**Required task**
Write out the records below once more, exactly as they stand.

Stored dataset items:
-- begin --
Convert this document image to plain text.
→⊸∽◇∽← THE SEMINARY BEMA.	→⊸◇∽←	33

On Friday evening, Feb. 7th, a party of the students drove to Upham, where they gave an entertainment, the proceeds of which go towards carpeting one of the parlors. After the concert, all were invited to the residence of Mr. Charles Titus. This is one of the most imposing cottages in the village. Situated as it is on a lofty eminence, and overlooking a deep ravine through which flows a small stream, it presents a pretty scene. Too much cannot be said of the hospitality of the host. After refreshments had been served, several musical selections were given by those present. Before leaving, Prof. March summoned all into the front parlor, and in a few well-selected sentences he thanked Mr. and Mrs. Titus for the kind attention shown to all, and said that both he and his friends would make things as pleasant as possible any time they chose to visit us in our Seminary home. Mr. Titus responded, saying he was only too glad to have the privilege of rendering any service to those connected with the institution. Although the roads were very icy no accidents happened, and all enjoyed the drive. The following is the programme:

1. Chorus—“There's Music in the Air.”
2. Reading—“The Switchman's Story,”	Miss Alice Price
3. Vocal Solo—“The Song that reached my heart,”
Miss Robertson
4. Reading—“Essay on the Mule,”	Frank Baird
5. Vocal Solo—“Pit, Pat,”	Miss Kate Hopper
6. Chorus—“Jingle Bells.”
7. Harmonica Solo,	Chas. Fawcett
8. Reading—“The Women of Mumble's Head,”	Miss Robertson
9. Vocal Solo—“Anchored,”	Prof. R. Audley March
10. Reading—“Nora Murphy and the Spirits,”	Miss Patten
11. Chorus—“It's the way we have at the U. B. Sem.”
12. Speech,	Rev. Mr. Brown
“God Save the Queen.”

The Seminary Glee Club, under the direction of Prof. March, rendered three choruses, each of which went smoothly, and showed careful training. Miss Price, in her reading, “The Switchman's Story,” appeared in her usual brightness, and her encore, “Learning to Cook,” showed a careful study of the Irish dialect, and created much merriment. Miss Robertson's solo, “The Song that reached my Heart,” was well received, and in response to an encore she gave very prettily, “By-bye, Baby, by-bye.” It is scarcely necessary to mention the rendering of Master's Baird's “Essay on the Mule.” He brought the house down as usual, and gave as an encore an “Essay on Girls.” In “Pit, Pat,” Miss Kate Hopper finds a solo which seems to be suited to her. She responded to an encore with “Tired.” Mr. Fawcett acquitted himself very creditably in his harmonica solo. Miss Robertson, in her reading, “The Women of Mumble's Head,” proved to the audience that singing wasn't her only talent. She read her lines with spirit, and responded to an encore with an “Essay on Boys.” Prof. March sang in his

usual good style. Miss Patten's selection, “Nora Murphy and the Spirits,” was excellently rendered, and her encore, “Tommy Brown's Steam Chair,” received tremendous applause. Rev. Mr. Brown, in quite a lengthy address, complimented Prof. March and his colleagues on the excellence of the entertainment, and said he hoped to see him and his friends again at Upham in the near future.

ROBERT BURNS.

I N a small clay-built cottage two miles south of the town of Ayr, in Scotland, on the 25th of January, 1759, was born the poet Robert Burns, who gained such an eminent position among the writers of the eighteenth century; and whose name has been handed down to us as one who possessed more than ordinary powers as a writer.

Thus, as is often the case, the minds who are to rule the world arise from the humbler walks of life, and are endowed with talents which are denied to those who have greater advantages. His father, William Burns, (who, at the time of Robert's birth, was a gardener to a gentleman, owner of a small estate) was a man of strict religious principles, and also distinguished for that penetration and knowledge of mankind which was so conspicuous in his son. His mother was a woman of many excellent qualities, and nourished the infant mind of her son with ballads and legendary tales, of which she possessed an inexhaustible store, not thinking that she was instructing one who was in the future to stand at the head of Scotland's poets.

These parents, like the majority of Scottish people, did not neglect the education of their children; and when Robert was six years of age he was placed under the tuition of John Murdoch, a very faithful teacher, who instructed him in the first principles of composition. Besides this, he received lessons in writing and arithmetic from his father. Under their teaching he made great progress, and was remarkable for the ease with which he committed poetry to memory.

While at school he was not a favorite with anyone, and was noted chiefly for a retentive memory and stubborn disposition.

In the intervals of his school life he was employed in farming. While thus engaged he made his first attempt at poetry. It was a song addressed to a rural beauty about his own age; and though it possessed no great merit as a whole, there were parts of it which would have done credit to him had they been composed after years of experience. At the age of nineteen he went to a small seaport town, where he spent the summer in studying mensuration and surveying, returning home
-- end --
**Response to this task**
Convert this document image to plain text.
→⊸∽◇∽← THE SEMINARY BEMA.	→⊸◇∽←	33

On Friday evening, Feb. 7th, a party of the students drove to Upham, where they gave an entertainment, the proceeds of which go towards carpeting one of the parlors. After the concert, all were invited to the residence of Mr. Charles Titus. This is one of the most imposing cottages in the village. Situated as it is on a lofty eminence, and overlooking a deep ravine through which flows a small stream, it presents a pretty scene. Too much cannot be said of the hospitality of the host. After refreshments had been served, several musical selections were given by those present. Before leaving, Prof. March summoned all into the front parlor, and in a few well-selected sentences he thanked Mr. and Mrs. Titus for the kind attention shown to all, and said that both he and his friends would make things as pleasant as possible any time they chose to visit us in our Seminary home. Mr. Titus responded, saying he was only too glad to have the privilege of rendering any service to those connected with the institution. Although the roads were very icy no accidents happened, and all enjoyed the drive. The following is the programme:

1. Chorus—“There's Music in the Air.”
2. Reading—“The Switchman's Story,”	Miss Alice Price
3. Vocal Solo—“The Song that reached my heart,”
Miss Robertson
4. Reading—“Essay on the Mule,”	Frank Baird
5. Vocal Solo—“Pit, Pat,”	Miss Kate Hopper
6. Chorus—“Jingle Bells.”
7. Harmonica Solo,	Chas. Fawcett
8. Reading—“The Women of Mumble's Head,”	Miss Robertson
9. Vocal Solo—“Anchored,”	Prof. R. Audley March
10. Reading—“Nora Murphy and the Spirits,”	Miss Patten
11. Chorus—“It's the way we have at the U. B. Sem.”
12. Speech,	Rev. Mr. Brown
“God Save the Queen.”

The Seminary Glee Club, under the direction of Prof. March, rendered three choruses, each of which went smoothly, and showed careful training. Miss Price, in her reading, “The Switchman's Story,” appeared in her usual brightness, and her encore, “Learning to Cook,” showed a careful study of the Irish dialect, and created much merriment. Miss Robertson's solo, “The Song that reached my Heart,” was well received, and in response to an encore she gave very prettily, “By-bye, Baby, by-bye.” It is scarcely necessary to mention the rendering of Master's Baird's “Essay on the Mule.” He brought the house down as usual, and gave as an encore an “Essay on Girls.” In “Pit, Pat,” Miss Kate Hopper finds a solo which seems to be suited to her. She responded to an encore with “Tired.” Mr. Fawcett acquitted himself very creditably in his harmonica solo. Miss Robertson, in her reading, “The Women of Mumble's Head,” proved to the audience that singing wasn't her only talent. She read her lines with spirit, and responded to an encore with an “Essay on Boys.” Prof. March sang in his

usual good style. Miss Patten's selection, “Nora Murphy and the Spirits,” was excellently rendered, and her encore, “Tommy Brown's Steam Chair,” received tremendous applause. Rev. Mr. Brown, in quite a lengthy address, complimented Prof. March and his colleagues on the excellence of the entertainment, and said he hoped to see him and his friends again at Upham in the near future.

ROBERT BURNS.

I N a small clay-built cottage two miles south of the town of Ayr, in Scotland, on the 25th of January, 1759, was born the poet Robert Burns, who gained such an eminent position among the writers of the eighteenth century; and whose name has been handed down to us as one who possessed more than ordinary powers as a writer.

Thus, as is often the case, the minds who are to rule the world arise from the humbler walks of life, and are endowed with talents which are denied to those who have greater advantages. His father, William Burns, (who, at the time of Robert's birth, was a gardener to a gentleman, owner of a small estate) was a man of strict religious principles, and also distinguished for that penetration and knowledge of mankind which was so conspicuous in his son. His mother was a woman of many excellent qualities, and nourished the infant mind of her son with ballads and legendary tales, of which she possessed an inexhaustible store, not thinking that she was instructing one who was in the future to stand at the head of Scotland's poets.

These parents, like the majority of Scottish people, did not neglect the education of their children; and when Robert was six years of age he was placed under the tuition of John Murdoch, a very faithful teacher, who instructed him in the first principles of composition. Besides this, he received lessons in writing and arithmetic from his father. Under their teaching he made great progress, and was remarkable for the ease with which he committed poetry to memory.

While at school he was not a favorite with anyone, and was noted chiefly for a retentive memory and stubborn disposition.

In the intervals of his school life he was employed in farming. While thus engaged he made his first attempt at poetry. It was a song addressed to a rural beauty about his own age; and though it possessed no great merit as a whole, there were parts of it which would have done credit to him had they been composed after years of experience. At the age of nineteen he went to a small seaport town, where he spent the summer in studying mensuration and surveying, returning home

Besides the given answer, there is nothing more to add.